== Goal ==
Could you pull out the entries from the first line through the line containing "right-half-duration: 4.000000 <box>443", that line included, and reproduce them word for word?
-- Begin Data for this task --
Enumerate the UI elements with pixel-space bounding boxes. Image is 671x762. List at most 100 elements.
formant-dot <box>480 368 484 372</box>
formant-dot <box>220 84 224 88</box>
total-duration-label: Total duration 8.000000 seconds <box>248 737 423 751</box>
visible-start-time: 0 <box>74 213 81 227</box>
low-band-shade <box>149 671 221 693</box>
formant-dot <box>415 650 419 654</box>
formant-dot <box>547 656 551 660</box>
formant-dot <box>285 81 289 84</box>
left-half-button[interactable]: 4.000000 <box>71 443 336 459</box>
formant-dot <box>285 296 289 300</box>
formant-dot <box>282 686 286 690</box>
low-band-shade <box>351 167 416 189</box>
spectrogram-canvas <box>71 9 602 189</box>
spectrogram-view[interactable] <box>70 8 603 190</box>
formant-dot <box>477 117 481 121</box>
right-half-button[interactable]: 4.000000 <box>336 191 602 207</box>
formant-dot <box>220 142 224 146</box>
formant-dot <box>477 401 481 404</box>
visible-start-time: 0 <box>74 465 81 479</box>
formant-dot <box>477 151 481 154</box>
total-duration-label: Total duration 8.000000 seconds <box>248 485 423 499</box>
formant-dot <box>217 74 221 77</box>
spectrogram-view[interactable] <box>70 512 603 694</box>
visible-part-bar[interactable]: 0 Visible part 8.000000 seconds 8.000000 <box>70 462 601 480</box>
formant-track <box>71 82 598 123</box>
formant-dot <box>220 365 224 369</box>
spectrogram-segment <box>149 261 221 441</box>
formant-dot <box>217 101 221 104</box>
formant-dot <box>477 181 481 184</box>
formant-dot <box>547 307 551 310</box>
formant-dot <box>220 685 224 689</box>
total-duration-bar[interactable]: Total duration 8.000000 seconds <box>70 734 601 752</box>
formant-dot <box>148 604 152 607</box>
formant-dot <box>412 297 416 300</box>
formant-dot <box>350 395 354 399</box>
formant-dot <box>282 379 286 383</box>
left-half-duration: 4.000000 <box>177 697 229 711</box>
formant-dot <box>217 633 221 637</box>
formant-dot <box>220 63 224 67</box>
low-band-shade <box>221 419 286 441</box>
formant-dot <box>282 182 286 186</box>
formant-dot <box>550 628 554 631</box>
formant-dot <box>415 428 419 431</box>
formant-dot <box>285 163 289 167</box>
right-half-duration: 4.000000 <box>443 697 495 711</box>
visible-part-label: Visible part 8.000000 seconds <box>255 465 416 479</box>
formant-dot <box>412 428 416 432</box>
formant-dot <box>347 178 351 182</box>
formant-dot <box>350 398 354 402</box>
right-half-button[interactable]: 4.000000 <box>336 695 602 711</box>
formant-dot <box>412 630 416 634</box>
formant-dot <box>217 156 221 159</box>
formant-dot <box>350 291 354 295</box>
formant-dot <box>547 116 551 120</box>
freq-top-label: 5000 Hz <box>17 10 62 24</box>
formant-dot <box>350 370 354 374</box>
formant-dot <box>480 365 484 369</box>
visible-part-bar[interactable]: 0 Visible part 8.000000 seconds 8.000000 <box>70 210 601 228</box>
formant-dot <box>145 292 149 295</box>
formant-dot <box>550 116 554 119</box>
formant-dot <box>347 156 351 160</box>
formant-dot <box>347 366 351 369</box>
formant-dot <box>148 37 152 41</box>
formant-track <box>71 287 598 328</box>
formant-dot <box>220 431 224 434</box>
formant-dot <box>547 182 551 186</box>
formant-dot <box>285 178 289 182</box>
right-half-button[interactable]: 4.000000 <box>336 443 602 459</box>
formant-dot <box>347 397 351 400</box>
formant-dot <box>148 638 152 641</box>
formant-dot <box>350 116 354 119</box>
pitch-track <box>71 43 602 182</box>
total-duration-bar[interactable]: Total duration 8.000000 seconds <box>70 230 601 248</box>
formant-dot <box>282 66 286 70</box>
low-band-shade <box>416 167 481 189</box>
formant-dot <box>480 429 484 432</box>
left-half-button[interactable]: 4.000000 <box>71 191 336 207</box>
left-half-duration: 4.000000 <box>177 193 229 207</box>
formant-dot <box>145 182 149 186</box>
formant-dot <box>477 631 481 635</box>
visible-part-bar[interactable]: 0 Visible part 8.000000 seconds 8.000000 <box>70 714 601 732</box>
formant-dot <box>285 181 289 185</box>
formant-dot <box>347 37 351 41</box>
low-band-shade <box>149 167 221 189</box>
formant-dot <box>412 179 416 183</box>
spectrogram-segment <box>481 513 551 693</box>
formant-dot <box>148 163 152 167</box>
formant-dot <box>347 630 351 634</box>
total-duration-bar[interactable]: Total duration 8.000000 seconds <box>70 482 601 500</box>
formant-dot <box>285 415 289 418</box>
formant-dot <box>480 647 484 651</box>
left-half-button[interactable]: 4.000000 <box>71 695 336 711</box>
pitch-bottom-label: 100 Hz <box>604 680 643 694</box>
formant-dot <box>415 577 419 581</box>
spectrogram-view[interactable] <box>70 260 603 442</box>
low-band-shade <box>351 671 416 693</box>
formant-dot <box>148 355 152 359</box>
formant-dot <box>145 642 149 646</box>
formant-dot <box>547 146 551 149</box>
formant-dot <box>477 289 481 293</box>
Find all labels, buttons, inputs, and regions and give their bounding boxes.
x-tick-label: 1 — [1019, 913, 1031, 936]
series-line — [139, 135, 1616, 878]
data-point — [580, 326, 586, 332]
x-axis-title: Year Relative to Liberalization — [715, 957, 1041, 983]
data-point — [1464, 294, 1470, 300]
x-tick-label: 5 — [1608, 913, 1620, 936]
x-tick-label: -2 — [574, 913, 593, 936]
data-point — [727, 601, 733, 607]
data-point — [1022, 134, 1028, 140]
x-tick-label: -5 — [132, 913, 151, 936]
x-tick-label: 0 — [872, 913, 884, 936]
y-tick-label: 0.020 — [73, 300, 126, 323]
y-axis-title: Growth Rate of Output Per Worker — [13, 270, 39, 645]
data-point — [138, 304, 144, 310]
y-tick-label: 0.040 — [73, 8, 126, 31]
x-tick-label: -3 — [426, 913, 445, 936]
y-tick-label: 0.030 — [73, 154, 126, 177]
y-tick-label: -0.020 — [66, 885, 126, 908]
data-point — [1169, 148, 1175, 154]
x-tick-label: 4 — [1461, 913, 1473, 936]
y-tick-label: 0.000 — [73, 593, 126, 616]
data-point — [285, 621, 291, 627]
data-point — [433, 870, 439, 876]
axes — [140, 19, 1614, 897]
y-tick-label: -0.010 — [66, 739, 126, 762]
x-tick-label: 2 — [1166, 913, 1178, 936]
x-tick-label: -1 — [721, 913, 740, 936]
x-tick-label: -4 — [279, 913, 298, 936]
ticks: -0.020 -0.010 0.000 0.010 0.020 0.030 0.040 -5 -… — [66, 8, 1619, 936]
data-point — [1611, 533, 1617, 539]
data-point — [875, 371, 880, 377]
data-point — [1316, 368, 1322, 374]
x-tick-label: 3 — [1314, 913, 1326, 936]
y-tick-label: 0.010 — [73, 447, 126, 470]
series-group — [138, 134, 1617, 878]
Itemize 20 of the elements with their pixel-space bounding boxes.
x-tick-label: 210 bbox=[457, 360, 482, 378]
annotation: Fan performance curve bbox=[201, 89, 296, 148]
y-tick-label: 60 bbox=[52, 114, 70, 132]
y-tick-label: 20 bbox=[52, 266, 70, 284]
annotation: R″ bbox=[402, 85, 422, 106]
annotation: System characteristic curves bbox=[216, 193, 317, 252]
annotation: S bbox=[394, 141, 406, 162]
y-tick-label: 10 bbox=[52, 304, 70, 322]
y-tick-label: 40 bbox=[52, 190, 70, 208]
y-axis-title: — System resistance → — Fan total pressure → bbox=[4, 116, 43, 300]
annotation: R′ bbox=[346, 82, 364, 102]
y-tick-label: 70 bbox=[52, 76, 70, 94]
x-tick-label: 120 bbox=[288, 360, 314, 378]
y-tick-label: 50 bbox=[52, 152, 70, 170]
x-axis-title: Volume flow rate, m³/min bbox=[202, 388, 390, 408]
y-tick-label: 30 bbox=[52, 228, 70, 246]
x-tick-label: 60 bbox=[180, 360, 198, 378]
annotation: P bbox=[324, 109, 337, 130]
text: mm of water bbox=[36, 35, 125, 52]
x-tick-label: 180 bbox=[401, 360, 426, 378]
-- End Data for this task --
== Full response ==
Enumerate the UI elements with pixel-space bounding boxes. Image is 671x762. List at most 100 elements.
formant-dot <box>480 368 484 372</box>
formant-dot <box>220 84 224 88</box>
total-duration-label: Total duration 8.000000 seconds <box>248 737 423 751</box>
visible-start-time: 0 <box>74 213 81 227</box>
low-band-shade <box>149 671 221 693</box>
formant-dot <box>415 650 419 654</box>
formant-dot <box>547 656 551 660</box>
formant-dot <box>285 81 289 84</box>
left-half-button[interactable]: 4.000000 <box>71 443 336 459</box>
formant-dot <box>285 296 289 300</box>
formant-dot <box>282 686 286 690</box>
low-band-shade <box>351 167 416 189</box>
spectrogram-canvas <box>71 9 602 189</box>
spectrogram-view[interactable] <box>70 8 603 190</box>
formant-dot <box>477 117 481 121</box>
right-half-button[interactable]: 4.000000 <box>336 191 602 207</box>
formant-dot <box>220 142 224 146</box>
formant-dot <box>477 401 481 404</box>
visible-start-time: 0 <box>74 465 81 479</box>
formant-dot <box>477 151 481 154</box>
total-duration-label: Total duration 8.000000 seconds <box>248 485 423 499</box>
formant-dot <box>217 74 221 77</box>
spectrogram-view[interactable] <box>70 512 603 694</box>
visible-part-bar[interactable]: 0 Visible part 8.000000 seconds 8.000000 <box>70 462 601 480</box>
formant-track <box>71 82 598 123</box>
formant-dot <box>220 365 224 369</box>
spectrogram-segment <box>149 261 221 441</box>
formant-dot <box>217 101 221 104</box>
formant-dot <box>477 181 481 184</box>
formant-dot <box>547 307 551 310</box>
formant-dot <box>220 685 224 689</box>
total-duration-bar[interactable]: Total duration 8.000000 seconds <box>70 734 601 752</box>
formant-dot <box>148 604 152 607</box>
formant-dot <box>412 297 416 300</box>
formant-dot <box>350 395 354 399</box>
formant-dot <box>282 379 286 383</box>
left-half-duration: 4.000000 <box>177 697 229 711</box>
formant-dot <box>217 633 221 637</box>
formant-dot <box>220 63 224 67</box>
low-band-shade <box>221 419 286 441</box>
formant-dot <box>282 182 286 186</box>
formant-dot <box>550 628 554 631</box>
formant-dot <box>415 428 419 431</box>
formant-dot <box>285 163 289 167</box>
right-half-duration: 4.000000 <box>443 697 495 711</box>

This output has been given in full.